*** Opening of TEXT UNDER STUDY ***
Following their numbers, you could drive that car 2,410 kilometres a minute for all google searches happening. No trips around the world then! But still 'enough' and a reminder of the impact internet has on the environment.


Powering a Google search
1/11/2009 10:48:00 PM
Not long ago, answering a query meant traveling to the reference desk of your local library. Today, search engines enable us to access immense quantities of useful information in an instant, without leaving home. Tools like email, online books and photos, and video chat all increase productivity while decreasing our reliance on car trips, pulp and paper.

But as computers become a bigger part of more people's lives, information technology consumes an increasing amount of energy, and Google takes this impact seriously. That's why we have designed and built the most energy efficient data centers in the world, which means the energy used per Google search is minimal. In fact, in the time it takes to do a Google search, your own personal computer will use more energy than Google uses to answer your query.

Recently, though, others have used much higher estimates, claiming that a typical search uses "half the energy as boiling a kettle of water" and produces 7 grams of CO2. We thought it would be helpful to explain why this number is *many* times too high. Google is fast — a typical search returns results in less than 0.2 seconds. Queries vary in degree of difficulty, but for the average query, the servers it touches each work on it for just a few thousandths of a second. Together with other work performed before your search even starts (such as building the search index) this amounts to 0.0003 kWh of energy per search, or 1 kJ. For comparison, the average adult needs about 8000 kJ a day of energy from food, so a Google search uses just about the same amount of energy that your body burns in ten seconds.

In terms of greenhouse gases, one Google search is equivalent to about 0.2 grams of CO2. The current EU standard for tailpipe emissions calls for 140 grams of CO2 per kilometer driven, but most cars don't reach that level yet. Thus, the average car driven for one kilometer (0.6 miles for those in the U.S.) produces as many greenhouse gases as a thousand Google searches.

We've made great strides to reduce the energy used by our data centers, but we still want clean and affordable sources of electricity for the power that we do use. In 2008 our philanthropic arm, Google.org, invested $45 million in breakthrough clean energy technologies. And last summer, as part of our Renewable Energy Cheaper than Coal initiative, we created an internal engineering group dedicated to exploring clean energy.

We're also working with other members of the IT community to improve efficiency on a broader scale. In 2007 we co-founded the Climate Savers Computing Initiative, a group which champions more efficient computing. This non-profit consortium is committed to cutting the energy consumed by computers in half by 2010 — reducing global CO2 emissions by 54 million tons per year. That's a lot of kettles of tea.

Update on 1/12 @ 4 PM: Harvard professor Alex Wissner-Gross provided new details on his energy research, in a TechNewsWorld article.
*** Close of TEXT UNDER STUDY ***
*** Opening of SOURCE INFORMATION ***
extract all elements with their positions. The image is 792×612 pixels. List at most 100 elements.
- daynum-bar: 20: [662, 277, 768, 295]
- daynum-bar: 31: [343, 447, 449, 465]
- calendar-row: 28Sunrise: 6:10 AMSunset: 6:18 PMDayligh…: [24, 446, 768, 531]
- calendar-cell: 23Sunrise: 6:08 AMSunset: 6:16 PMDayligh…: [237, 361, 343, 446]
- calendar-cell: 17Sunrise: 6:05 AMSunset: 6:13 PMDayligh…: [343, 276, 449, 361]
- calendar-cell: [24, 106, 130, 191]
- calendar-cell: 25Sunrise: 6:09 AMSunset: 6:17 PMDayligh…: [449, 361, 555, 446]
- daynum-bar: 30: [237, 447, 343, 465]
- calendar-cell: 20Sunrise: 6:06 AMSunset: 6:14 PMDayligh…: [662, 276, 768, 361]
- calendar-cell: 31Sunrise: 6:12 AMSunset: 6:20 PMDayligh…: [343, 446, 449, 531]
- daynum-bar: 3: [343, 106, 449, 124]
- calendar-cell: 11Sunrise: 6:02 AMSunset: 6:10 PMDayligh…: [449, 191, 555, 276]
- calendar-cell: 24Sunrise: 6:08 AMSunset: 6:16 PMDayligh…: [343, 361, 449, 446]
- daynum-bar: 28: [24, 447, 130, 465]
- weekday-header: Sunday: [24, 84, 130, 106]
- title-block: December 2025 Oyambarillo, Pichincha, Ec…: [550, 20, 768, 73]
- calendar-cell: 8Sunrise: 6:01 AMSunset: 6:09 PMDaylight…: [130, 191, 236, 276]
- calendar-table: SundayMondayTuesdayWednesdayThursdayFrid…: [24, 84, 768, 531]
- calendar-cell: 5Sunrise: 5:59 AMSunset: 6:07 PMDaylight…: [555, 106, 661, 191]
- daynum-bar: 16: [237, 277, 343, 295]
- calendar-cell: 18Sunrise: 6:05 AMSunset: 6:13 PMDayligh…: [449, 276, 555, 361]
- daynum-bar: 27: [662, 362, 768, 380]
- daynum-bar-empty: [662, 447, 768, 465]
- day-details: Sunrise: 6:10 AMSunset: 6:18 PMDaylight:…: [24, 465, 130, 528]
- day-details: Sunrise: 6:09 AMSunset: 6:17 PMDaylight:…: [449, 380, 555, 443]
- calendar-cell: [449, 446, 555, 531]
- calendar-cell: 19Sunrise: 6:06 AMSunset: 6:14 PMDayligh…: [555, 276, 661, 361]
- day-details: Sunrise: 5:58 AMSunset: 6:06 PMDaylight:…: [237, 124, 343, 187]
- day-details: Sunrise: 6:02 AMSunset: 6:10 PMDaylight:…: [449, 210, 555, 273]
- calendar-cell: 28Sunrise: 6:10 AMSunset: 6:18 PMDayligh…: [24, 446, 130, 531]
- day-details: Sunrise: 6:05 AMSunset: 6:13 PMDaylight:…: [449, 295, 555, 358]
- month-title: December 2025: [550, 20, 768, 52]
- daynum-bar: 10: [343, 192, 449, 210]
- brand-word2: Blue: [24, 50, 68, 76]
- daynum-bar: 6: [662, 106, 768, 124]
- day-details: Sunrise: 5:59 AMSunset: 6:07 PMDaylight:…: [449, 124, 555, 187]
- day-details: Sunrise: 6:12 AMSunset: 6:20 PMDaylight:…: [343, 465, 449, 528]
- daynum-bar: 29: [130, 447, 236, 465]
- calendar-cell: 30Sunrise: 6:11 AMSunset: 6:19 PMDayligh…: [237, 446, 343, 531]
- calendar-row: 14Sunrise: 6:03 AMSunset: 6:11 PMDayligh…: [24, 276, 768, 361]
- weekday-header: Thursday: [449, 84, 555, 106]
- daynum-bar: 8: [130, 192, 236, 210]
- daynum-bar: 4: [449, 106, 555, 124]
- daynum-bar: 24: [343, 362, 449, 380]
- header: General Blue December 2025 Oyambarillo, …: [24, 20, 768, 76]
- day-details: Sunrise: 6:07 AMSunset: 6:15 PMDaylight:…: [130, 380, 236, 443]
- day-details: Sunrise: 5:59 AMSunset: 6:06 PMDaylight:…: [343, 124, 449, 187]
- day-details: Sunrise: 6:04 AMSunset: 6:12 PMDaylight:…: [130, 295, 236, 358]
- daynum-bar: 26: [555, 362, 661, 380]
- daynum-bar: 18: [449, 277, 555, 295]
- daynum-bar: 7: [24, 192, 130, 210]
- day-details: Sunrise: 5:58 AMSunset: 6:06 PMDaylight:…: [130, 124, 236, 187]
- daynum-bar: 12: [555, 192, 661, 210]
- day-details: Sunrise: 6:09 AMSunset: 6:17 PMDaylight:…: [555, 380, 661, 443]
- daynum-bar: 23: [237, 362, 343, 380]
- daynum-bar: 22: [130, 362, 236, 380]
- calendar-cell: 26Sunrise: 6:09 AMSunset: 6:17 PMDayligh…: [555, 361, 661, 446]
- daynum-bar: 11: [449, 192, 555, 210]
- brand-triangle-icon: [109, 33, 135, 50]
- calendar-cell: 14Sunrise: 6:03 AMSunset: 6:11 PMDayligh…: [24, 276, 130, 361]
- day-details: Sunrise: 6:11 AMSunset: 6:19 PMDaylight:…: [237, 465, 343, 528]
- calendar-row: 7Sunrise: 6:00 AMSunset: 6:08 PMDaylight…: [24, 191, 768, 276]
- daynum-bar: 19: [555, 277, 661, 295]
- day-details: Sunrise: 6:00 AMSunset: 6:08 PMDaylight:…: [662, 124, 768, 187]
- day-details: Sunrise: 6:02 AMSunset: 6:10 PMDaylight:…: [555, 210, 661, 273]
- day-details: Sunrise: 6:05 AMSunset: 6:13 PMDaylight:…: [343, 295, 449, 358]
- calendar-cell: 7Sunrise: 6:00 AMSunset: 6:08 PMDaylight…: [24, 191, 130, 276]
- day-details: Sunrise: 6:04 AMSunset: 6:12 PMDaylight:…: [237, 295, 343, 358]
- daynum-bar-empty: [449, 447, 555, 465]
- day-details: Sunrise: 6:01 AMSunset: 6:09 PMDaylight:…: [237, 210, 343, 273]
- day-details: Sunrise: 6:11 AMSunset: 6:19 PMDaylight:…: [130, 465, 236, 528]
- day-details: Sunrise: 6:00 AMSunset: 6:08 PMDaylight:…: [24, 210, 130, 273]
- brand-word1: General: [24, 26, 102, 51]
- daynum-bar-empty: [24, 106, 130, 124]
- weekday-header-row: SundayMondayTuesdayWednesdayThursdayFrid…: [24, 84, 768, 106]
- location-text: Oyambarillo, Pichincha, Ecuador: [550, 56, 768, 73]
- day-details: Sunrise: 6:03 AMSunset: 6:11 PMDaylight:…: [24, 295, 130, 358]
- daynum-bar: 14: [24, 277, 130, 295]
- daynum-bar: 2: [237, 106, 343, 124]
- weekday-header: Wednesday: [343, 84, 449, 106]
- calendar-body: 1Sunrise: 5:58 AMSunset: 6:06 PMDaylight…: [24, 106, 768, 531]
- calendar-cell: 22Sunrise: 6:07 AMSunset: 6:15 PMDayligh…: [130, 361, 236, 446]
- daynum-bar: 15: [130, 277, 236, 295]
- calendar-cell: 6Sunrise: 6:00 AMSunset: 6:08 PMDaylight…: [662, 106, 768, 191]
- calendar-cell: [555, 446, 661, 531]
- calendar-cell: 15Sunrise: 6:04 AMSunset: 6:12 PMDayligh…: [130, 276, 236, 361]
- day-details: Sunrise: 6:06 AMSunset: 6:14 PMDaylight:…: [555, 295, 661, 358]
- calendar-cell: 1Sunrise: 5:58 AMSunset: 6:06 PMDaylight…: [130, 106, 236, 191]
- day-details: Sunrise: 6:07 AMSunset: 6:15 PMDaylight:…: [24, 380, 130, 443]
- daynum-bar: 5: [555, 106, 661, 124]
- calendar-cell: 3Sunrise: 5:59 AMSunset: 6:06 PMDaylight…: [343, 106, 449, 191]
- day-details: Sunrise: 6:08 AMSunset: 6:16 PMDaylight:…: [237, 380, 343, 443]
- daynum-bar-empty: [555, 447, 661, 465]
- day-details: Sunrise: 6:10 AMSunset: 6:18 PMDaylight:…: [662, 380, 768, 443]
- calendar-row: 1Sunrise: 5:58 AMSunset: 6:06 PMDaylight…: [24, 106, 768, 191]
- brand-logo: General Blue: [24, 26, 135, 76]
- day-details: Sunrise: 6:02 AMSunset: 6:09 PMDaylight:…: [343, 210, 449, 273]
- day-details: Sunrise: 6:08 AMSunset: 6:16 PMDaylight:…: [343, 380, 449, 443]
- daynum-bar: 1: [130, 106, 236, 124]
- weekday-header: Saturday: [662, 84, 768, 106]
*** Close of SOURCE INFORMATION ***
◆ **YOUR TASK**: List every amount of CO2 that the text on the energy used by a Google search states.

◆ **SOLVED PROBLEM**: 7 grams (the estimate from others for a typical search), 0.2 grams (per Google search), 140 grams per kilometer driven (the EU tailpipe standard), and 54 million tons per year (the global reduction targeted by the Climate Savers Computing Initiative).